** begin **

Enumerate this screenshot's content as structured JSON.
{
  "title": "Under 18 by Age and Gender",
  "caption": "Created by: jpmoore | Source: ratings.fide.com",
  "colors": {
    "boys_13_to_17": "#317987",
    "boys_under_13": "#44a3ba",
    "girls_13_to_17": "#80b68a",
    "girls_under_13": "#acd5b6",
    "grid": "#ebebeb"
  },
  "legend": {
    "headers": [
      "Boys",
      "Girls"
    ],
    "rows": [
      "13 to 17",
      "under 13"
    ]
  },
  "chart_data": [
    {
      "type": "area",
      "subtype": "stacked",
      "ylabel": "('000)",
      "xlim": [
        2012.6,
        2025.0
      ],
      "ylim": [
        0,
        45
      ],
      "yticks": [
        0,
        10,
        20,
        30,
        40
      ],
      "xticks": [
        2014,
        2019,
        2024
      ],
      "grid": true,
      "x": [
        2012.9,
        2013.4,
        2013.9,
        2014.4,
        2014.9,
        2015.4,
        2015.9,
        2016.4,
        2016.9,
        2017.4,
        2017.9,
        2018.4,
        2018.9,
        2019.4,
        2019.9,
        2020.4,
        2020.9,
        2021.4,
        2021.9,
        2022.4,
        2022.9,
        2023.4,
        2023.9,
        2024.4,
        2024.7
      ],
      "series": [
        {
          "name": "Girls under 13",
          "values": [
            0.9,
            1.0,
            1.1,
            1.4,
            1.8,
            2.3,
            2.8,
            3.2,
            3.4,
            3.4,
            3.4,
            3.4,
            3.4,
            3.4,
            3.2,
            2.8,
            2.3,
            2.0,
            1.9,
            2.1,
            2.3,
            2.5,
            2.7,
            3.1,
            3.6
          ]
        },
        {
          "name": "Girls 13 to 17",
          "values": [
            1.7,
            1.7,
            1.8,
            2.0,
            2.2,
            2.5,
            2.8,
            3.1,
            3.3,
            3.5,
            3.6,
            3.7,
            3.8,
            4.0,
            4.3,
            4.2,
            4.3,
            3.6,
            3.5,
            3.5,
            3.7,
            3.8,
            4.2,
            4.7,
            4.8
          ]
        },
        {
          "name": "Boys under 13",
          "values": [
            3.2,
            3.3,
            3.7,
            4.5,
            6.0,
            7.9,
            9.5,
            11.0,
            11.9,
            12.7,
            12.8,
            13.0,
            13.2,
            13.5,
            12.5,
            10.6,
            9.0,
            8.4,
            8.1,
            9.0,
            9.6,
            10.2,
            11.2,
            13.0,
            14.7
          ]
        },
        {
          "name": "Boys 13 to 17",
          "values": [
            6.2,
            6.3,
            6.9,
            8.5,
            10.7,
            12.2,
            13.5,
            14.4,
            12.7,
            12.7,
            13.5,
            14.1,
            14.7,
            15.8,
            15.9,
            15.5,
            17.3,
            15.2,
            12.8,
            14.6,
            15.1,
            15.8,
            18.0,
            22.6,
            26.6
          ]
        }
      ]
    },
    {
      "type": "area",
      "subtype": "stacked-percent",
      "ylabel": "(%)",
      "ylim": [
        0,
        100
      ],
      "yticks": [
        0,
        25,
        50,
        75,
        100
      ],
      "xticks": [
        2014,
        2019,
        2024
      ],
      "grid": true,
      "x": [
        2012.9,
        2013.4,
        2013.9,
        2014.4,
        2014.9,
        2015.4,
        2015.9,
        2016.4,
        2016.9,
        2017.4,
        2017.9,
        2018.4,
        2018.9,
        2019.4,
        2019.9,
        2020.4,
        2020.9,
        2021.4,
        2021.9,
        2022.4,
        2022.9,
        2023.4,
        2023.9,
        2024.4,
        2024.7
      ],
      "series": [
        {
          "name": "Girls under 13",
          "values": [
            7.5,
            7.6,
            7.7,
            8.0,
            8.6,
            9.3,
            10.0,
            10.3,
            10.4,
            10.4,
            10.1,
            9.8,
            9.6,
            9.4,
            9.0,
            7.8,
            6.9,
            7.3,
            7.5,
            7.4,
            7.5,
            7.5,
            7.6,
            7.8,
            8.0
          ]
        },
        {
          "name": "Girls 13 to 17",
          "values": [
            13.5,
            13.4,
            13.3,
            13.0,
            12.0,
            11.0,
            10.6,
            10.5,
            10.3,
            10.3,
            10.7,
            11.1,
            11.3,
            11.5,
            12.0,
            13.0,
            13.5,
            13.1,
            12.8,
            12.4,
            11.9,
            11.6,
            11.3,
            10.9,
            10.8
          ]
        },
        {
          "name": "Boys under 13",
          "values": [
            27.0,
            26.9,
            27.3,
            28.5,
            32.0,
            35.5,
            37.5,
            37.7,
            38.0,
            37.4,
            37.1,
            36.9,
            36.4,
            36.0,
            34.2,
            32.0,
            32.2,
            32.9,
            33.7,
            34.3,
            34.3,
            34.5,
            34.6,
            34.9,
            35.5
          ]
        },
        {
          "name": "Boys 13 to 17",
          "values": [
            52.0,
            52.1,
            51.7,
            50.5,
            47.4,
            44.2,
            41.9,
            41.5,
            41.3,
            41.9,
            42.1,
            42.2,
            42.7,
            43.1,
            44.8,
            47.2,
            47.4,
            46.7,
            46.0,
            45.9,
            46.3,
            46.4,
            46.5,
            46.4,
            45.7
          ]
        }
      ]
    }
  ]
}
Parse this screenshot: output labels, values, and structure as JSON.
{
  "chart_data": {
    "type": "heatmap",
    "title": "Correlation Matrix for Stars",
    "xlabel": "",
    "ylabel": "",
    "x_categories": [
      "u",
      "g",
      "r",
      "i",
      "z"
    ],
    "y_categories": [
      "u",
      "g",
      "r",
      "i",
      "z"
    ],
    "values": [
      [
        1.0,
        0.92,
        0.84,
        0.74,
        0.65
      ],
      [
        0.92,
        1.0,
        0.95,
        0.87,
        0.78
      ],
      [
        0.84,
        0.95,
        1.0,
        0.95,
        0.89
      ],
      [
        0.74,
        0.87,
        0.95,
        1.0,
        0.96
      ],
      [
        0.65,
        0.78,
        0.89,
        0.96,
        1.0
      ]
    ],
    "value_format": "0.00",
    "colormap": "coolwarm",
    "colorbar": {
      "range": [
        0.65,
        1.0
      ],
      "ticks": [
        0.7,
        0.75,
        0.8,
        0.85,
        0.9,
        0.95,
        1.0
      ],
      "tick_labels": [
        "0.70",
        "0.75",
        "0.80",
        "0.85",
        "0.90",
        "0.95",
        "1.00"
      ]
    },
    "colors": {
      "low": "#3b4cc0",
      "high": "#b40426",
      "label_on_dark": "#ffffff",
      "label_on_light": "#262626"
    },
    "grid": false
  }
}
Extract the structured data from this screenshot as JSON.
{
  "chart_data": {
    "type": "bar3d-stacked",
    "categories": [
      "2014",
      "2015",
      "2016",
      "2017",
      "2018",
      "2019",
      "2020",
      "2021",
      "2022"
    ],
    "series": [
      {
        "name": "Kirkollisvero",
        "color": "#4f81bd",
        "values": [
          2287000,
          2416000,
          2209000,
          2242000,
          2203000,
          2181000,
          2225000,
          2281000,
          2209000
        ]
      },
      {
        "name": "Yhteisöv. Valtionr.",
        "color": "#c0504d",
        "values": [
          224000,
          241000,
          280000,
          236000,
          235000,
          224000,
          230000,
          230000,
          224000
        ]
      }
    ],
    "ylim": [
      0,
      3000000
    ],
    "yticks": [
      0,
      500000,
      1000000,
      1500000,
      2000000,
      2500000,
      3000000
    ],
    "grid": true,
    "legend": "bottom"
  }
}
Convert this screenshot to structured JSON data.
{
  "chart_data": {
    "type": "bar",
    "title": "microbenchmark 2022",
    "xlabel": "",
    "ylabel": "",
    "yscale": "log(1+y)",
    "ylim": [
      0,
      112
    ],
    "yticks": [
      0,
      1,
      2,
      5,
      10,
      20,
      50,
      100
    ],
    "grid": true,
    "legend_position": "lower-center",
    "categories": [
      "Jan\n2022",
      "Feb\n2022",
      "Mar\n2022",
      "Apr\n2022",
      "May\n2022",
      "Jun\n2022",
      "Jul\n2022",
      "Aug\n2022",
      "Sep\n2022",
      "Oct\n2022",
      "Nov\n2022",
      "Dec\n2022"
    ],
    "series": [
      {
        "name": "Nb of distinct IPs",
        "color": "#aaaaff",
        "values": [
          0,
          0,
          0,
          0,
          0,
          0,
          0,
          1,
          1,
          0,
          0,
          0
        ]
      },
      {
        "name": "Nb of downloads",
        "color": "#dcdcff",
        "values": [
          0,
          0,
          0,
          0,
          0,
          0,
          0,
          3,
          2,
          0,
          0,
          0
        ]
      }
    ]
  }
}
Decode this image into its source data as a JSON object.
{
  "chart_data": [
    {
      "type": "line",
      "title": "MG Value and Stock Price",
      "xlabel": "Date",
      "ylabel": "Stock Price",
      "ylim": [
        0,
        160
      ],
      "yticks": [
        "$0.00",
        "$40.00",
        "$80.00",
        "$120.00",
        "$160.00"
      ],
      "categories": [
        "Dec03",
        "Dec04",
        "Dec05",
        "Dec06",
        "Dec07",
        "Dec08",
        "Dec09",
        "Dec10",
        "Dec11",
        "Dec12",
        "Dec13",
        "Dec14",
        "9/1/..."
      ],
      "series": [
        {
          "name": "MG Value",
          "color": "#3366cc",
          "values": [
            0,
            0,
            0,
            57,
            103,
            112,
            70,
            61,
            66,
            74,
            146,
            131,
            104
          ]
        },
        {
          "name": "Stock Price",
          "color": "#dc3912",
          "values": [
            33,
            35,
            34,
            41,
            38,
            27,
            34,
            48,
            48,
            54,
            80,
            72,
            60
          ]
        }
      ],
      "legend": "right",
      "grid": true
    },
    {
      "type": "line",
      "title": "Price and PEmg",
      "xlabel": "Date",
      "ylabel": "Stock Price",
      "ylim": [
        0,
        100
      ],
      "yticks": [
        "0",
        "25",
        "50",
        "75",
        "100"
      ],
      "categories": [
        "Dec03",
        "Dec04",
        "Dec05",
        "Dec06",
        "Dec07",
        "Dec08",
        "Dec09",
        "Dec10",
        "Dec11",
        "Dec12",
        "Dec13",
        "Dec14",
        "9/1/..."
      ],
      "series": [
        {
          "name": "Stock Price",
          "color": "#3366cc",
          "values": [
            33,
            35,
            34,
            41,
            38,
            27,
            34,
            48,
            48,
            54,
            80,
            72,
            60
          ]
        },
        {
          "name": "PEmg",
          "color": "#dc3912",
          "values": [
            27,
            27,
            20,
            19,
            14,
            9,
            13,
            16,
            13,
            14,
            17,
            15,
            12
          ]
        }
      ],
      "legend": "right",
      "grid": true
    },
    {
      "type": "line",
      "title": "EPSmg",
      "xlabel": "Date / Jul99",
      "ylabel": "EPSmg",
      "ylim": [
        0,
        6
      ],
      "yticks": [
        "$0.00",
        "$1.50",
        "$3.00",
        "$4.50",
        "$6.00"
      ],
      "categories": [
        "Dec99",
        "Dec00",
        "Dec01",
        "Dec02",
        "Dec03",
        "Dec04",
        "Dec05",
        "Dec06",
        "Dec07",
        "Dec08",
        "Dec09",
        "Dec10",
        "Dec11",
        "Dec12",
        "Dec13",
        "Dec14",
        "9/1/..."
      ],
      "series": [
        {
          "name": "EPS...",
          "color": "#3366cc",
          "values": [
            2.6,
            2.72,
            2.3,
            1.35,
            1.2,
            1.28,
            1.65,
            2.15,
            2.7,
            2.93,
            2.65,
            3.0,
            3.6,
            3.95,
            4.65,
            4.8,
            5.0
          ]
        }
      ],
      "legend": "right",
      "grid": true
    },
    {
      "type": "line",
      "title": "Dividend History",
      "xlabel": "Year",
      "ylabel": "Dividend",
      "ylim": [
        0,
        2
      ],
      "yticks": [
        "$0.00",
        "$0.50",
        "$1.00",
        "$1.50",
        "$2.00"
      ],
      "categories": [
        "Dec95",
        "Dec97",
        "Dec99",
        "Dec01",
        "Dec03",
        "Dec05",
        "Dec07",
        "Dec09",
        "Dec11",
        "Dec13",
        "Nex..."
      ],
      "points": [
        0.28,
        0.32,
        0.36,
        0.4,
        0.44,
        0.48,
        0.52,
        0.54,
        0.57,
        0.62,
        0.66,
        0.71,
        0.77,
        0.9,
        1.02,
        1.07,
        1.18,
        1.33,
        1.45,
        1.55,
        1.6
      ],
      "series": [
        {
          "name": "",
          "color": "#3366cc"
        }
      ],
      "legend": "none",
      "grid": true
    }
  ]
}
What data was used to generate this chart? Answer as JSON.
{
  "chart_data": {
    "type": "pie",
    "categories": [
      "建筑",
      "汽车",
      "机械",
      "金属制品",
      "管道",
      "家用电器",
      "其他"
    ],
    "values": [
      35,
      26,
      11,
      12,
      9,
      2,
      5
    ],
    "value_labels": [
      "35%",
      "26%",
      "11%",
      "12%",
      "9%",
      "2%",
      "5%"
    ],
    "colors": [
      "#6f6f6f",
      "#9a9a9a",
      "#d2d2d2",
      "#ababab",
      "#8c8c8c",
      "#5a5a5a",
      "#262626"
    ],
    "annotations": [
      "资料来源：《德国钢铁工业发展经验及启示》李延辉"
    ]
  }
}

** end **

WRITTEN TASK - For each line above that contains the word "subtype", copy that line.

CORRECT RESULT -
      "subtype": "stacked",
      "subtype": "stacked-percent",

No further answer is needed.